O adepto de uma religiosidade qualquer, não apenas a umbanda, adentra a uma religião por um sentimento religioso que precede à interpretação racional. Aliás, grande parte das interpretações são fundamentadas em uma crença. Um exemplo que dei a esta amiga com quem conversava foi o de Martin Lutero quando resolveu se contrapor a política religiosa de uma época e traduzir as bíblias para o alemão, para que a população tivesse acesso aos textos religiosos e assim escapasse à dominação e alienação imposta por um sistema religioso falido. Sua base foi, basicamente, um sentimento religioso, uma concepção do que seria o cristianismo e que se opunha àquelas preditas pelo Clero. Foi a partir dele que a comunhão dos cristãos passou a ser, também, um ato que envolve o perdão e fortalecimento da fé. Antes o perdão era vendido em praças públicas pelas indulgências. Com base, não só dos desvarios políticos da época, mas também em suas convicções religiosas, que não se limitavam à mera interpretação dos textos e ritos bíblicos, mas principalmente no sentimento religioso, a chamada “fé” no que sentia, conseguiu mover montanhas, promover a reforma da igreja e fundar o que hoje conhecemos por protestantismo. A razão apenas auxiliou na construção de suas teses, para que pudesse expor de forma racional aquele sentimento que movia as suas ações e sua fé nos textos sagrados.
O sentimento religioso é um afeto que moverá o que chamamos de fé, a fé raciocinada é a fé auxiliada pela razão na justificação de uma crença, mas a razão sozinha é vazia. alienada. Interpretar textos sem ser acometido pelo afeto que nos leva a crença, é como operar uma máquina, produzir um calculo sem finalidade, é alienação. A interpretação pela interpretação é fria e não justifica nenhuma crença com força, a menos que preceda à interpretação o sentimento religioso ao qual me refiro.

########################################

Reescreva tudo o que vai de "O sentimento religioso é" até "qual me refiro." no texto sobre fé e razão, trocando "razão" por "lógica".

__MATERIAL FORNECIDO__.
########################################

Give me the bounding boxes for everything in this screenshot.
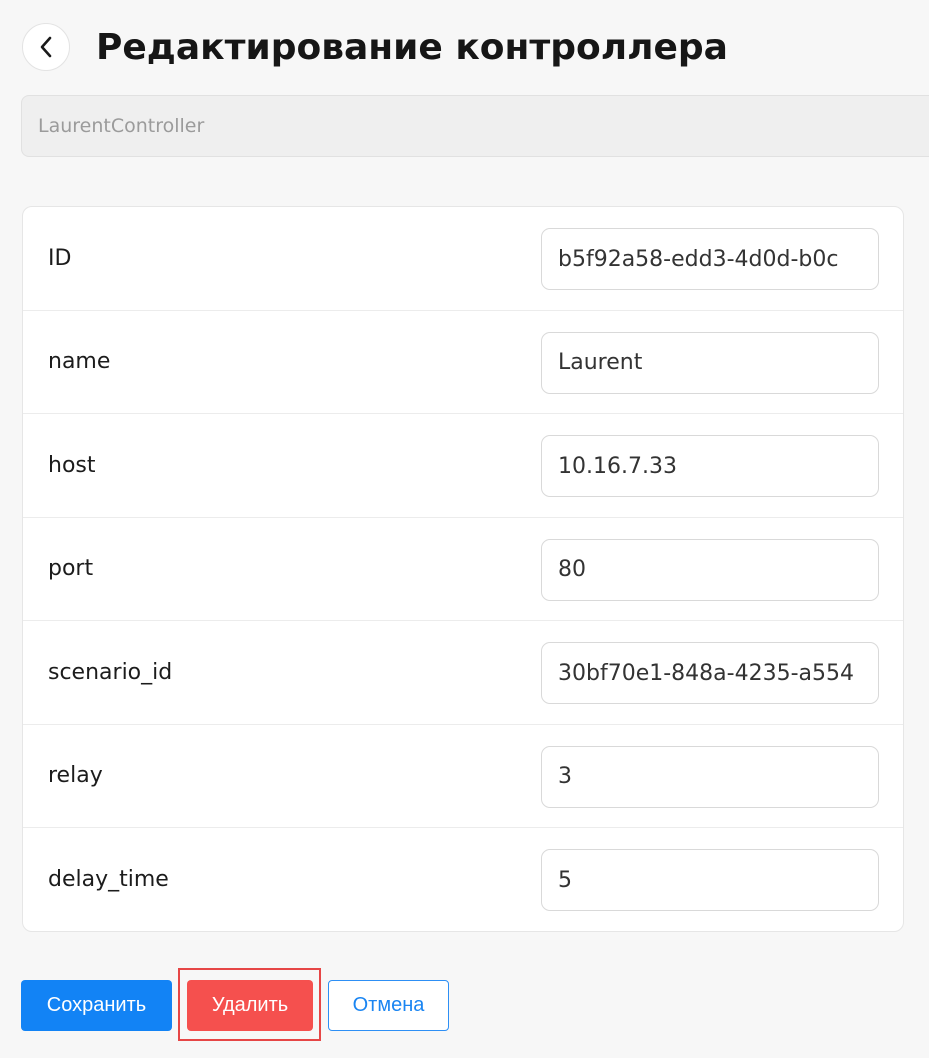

########################################

__SOLUÇÃO DO EXERCÍCIO__.
O sentimento religioso é um afeto que moverá o que chamamos de fé, a fé raciocinada é a fé auxiliada pela lógica na justificação de uma crença, mas a lógica sozinha é vazia. alienada. Interpretar textos sem ser acometido pelo afeto que nos leva a crença, é como operar uma máquina, produzir um calculo sem finalidade, é alienação. A interpretação pela interpretação é fria e não justifica nenhuma crença com força, a menos que preceda à interpretação o sentimento religioso ao qual me refiro.